Give every entry again, unchanged, and leave its images out.

** START Data **

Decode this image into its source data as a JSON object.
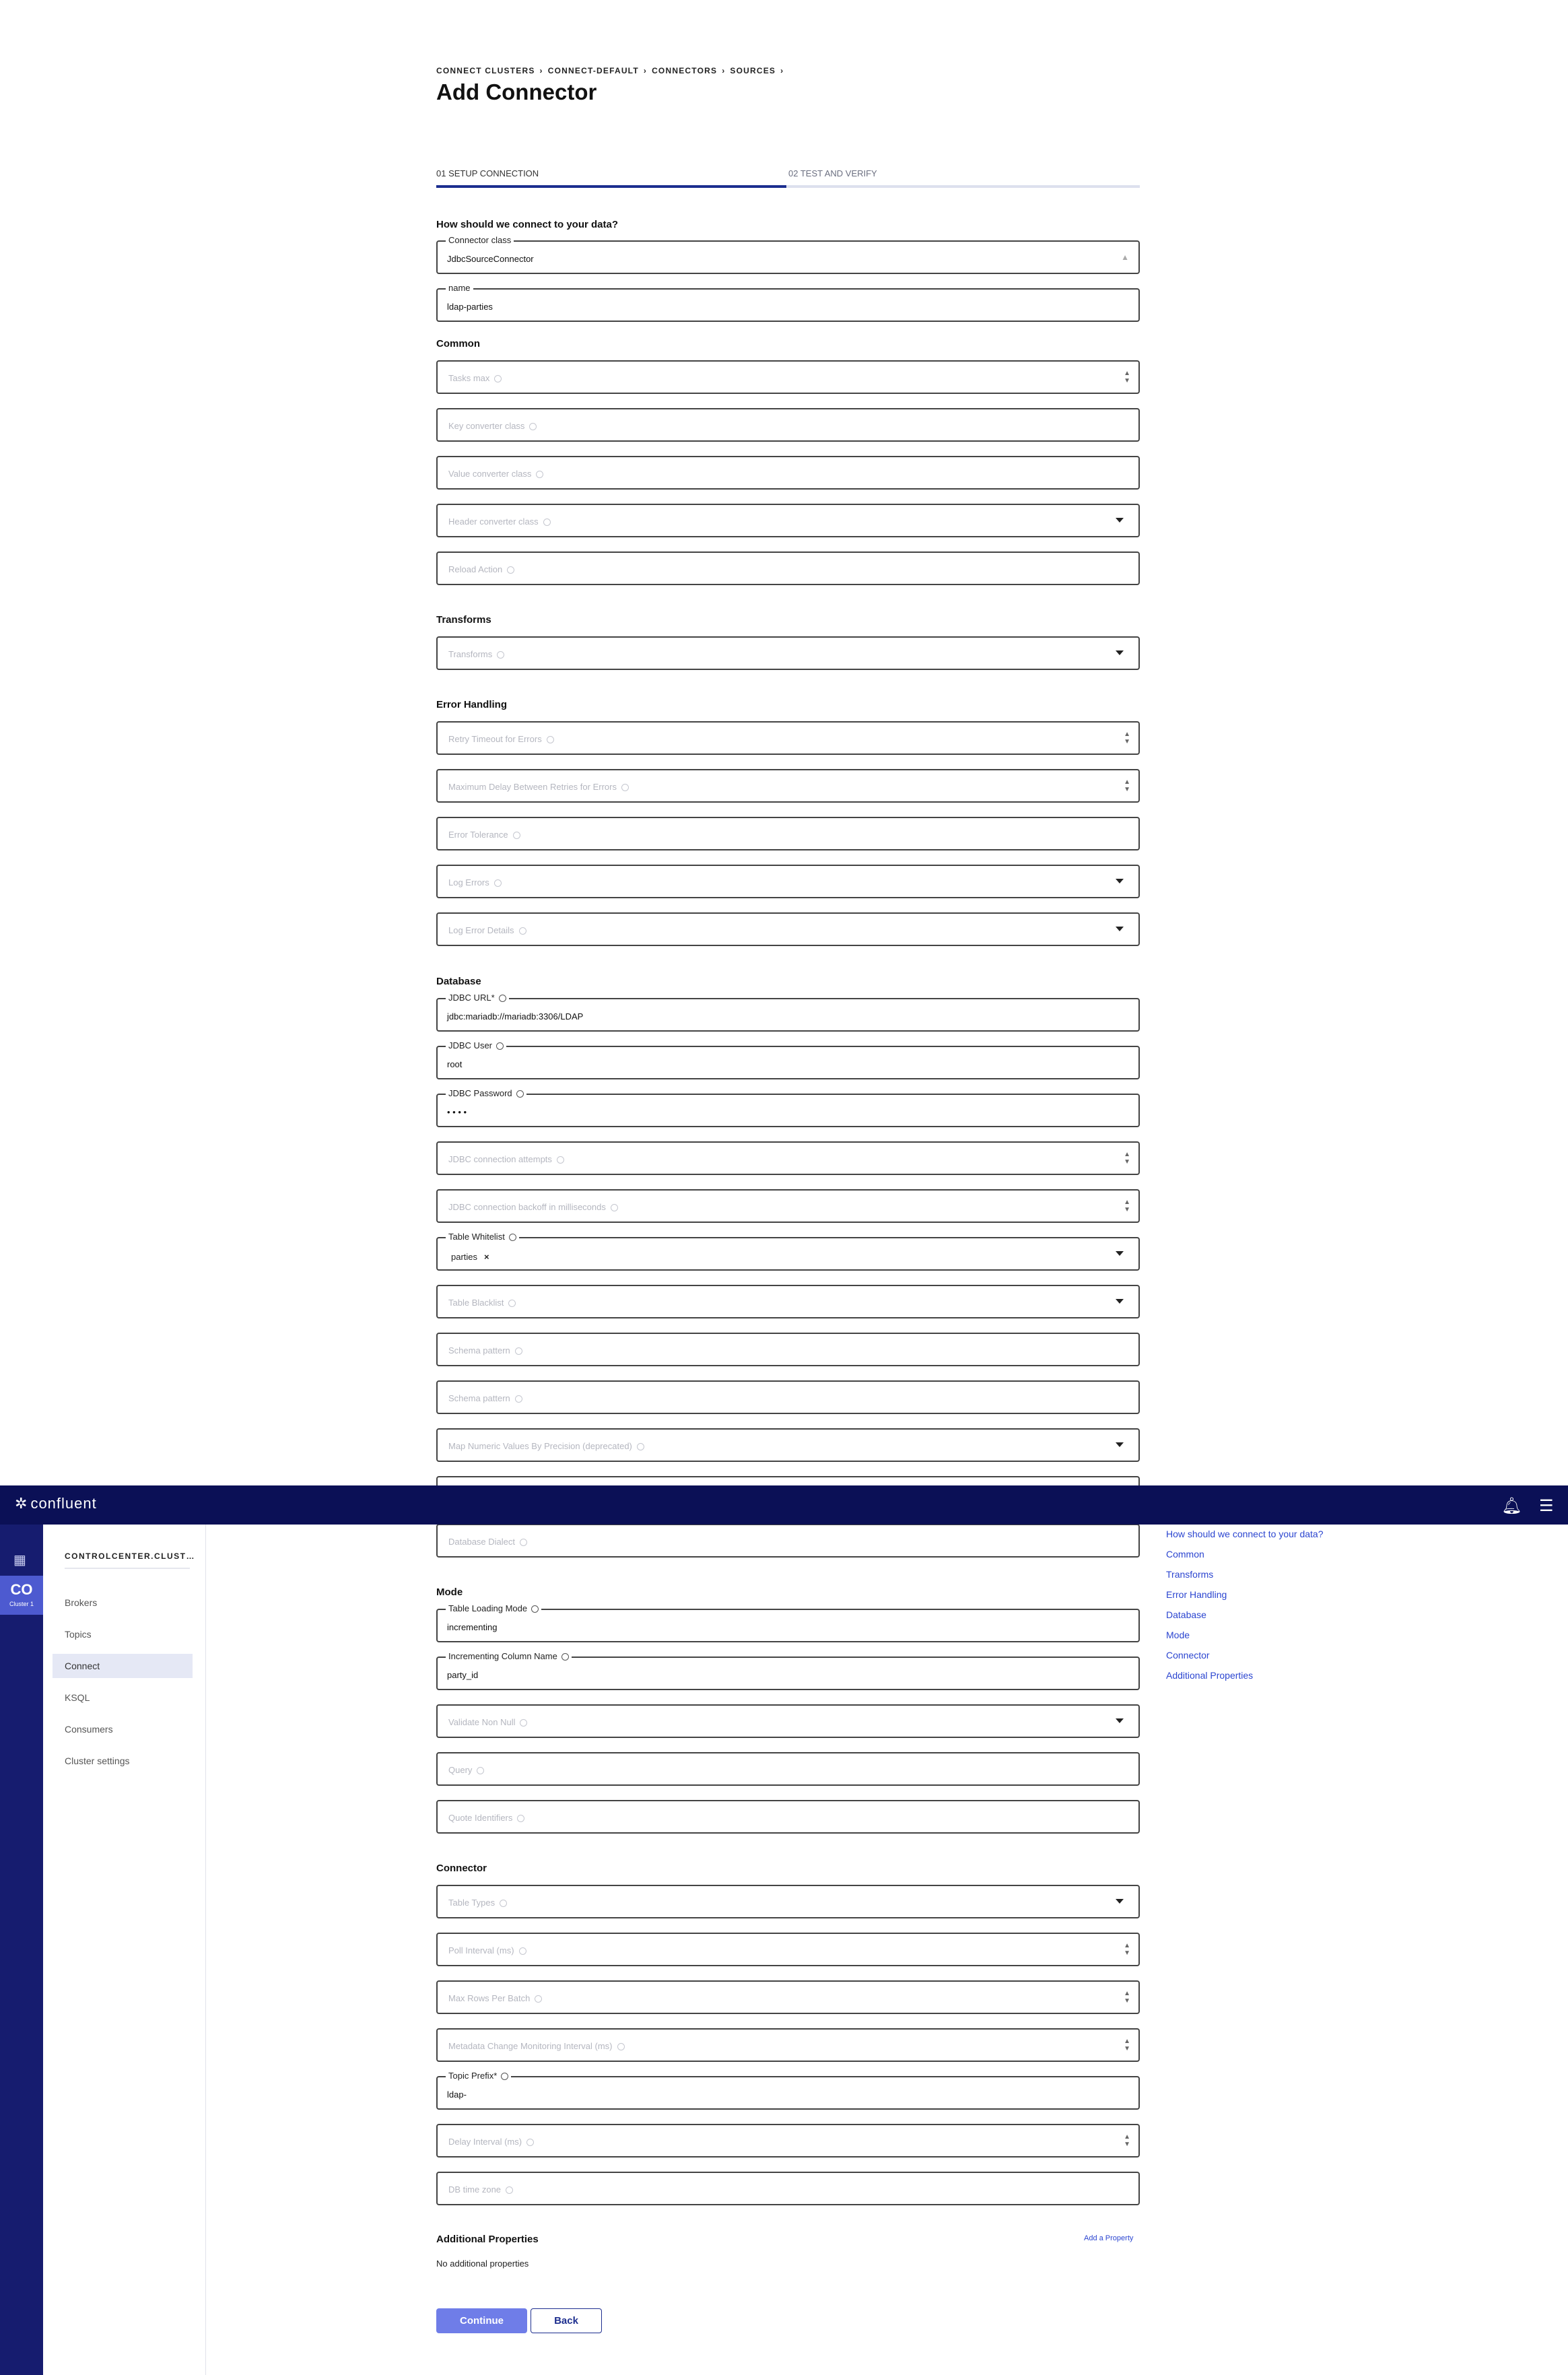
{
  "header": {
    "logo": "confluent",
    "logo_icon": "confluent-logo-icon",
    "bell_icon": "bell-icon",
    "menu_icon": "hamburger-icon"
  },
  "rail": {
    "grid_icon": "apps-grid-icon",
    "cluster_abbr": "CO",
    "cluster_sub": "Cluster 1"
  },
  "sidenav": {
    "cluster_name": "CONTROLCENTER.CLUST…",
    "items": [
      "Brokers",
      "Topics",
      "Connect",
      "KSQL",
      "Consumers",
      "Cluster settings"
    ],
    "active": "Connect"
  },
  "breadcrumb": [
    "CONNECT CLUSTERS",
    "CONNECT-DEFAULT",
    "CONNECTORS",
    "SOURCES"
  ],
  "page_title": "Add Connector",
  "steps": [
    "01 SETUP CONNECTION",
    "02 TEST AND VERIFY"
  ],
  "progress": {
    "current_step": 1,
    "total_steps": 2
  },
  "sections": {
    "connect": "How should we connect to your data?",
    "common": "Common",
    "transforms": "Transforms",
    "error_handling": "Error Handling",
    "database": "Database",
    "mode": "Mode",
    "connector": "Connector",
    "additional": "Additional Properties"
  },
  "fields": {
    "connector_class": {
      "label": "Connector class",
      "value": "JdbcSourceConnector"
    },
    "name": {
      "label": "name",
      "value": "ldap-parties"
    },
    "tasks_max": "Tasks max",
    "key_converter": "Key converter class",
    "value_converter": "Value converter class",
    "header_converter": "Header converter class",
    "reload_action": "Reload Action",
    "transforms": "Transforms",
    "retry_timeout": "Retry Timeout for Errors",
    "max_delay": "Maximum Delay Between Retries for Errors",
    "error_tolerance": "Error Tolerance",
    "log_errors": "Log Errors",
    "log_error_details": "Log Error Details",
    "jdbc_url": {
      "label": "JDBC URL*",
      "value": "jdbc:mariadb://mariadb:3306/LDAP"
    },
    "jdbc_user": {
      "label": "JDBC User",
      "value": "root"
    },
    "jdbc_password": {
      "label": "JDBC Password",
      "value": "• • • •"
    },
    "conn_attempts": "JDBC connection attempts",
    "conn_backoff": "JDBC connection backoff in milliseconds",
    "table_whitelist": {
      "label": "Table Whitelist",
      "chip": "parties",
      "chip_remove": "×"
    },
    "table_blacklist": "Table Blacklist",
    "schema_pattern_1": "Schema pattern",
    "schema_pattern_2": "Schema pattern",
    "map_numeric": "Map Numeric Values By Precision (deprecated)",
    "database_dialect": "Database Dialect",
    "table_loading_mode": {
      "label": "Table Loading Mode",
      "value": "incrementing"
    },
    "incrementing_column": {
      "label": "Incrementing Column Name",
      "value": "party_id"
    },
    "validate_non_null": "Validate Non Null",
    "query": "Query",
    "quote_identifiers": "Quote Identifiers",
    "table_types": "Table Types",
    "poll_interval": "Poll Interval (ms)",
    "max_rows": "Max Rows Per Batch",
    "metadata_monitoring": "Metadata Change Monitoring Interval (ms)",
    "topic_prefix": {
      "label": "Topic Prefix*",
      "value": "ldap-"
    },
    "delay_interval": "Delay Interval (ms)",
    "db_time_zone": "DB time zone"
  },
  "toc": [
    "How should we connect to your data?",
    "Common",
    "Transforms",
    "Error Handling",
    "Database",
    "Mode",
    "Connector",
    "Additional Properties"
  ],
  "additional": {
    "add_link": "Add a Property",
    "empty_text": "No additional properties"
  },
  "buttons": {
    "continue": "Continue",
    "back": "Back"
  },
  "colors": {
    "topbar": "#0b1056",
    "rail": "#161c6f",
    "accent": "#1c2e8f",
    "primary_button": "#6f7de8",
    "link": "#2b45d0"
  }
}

** END Data **

● **Final answer**:
Decode this image into its source data as a JSON object.
{
  "header": {
    "logo": "confluent",
    "logo_icon": "confluent-logo-icon",
    "bell_icon": "bell-icon",
    "menu_icon": "hamburger-icon"
  },
  "rail": {
    "grid_icon": "apps-grid-icon",
    "cluster_abbr": "CO",
    "cluster_sub": "Cluster 1"
  },
  "sidenav": {
    "cluster_name": "CONTROLCENTER.CLUST…",
    "items": [
      "Brokers",
      "Topics",
      "Connect",
      "KSQL",
      "Consumers",
      "Cluster settings"
    ],
    "active": "Connect"
  },
  "breadcrumb": [
    "CONNECT CLUSTERS",
    "CONNECT-DEFAULT",
    "CONNECTORS",
    "SOURCES"
  ],
  "page_title": "Add Connector",
  "steps": [
    "01 SETUP CONNECTION",
    "02 TEST AND VERIFY"
  ],
  "progress": {
    "current_step": 1,
    "total_steps": 2
  },
  "sections": {
    "connect": "How should we connect to your data?",
    "common": "Common",
    "transforms": "Transforms",
    "error_handling": "Error Handling",
    "database": "Database",
    "mode": "Mode",
    "connector": "Connector",
    "additional": "Additional Properties"
  },
  "fields": {
    "connector_class": {
      "label": "Connector class",
      "value": "JdbcSourceConnector"
    },
    "name": {
      "label": "name",
      "value": "ldap-parties"
    },
    "tasks_max": "Tasks max",
    "key_converter": "Key converter class",
    "value_converter": "Value converter class",
    "header_converter": "Header converter class",
    "reload_action": "Reload Action",
    "transforms": "Transforms",
    "retry_timeout": "Retry Timeout for Errors",
    "max_delay": "Maximum Delay Between Retries for Errors",
    "error_tolerance": "Error Tolerance",
    "log_errors": "Log Errors",
    "log_error_details": "Log Error Details",
    "jdbc_url": {
      "label": "JDBC URL*",
      "value": "jdbc:mariadb://mariadb:3306/LDAP"
    },
    "jdbc_user": {
      "label": "JDBC User",
      "value": "root"
    },
    "jdbc_password": {
      "label": "JDBC Password",
      "value": "• • • •"
    },
    "conn_attempts": "JDBC connection attempts",
    "conn_backoff": "JDBC connection backoff in milliseconds",
    "table_whitelist": {
      "label": "Table Whitelist",
      "chip": "parties",
      "chip_remove": "×"
    },
    "table_blacklist": "Table Blacklist",
    "schema_pattern_1": "Schema pattern",
    "schema_pattern_2": "Schema pattern",
    "map_numeric": "Map Numeric Values By Precision (deprecated)",
    "database_dialect": "Database Dialect",
    "table_loading_mode": {
      "label": "Table Loading Mode",
      "value": "incrementing"
    },
    "incrementing_column": {
      "label": "Incrementing Column Name",
      "value": "party_id"
    },
    "validate_non_null": "Validate Non Null",
    "query": "Query",
    "quote_identifiers": "Quote Identifiers",
    "table_types": "Table Types",
    "poll_interval": "Poll Interval (ms)",
    "max_rows": "Max Rows Per Batch",
    "metadata_monitoring": "Metadata Change Monitoring Interval (ms)",
    "topic_prefix": {
      "label": "Topic Prefix*",
      "value": "ldap-"
    },
    "delay_interval": "Delay Interval (ms)",
    "db_time_zone": "DB time zone"
  },
  "toc": [
    "How should we connect to your data?",
    "Common",
    "Transforms",
    "Error Handling",
    "Database",
    "Mode",
    "Connector",
    "Additional Properties"
  ],
  "additional": {
    "add_link": "Add a Property",
    "empty_text": "No additional properties"
  },
  "buttons": {
    "continue": "Continue",
    "back": "Back"
  },
  "colors": {
    "topbar": "#0b1056",
    "rail": "#161c6f",
    "accent": "#1c2e8f",
    "primary_button": "#6f7de8",
    "link": "#2b45d0"
  }
}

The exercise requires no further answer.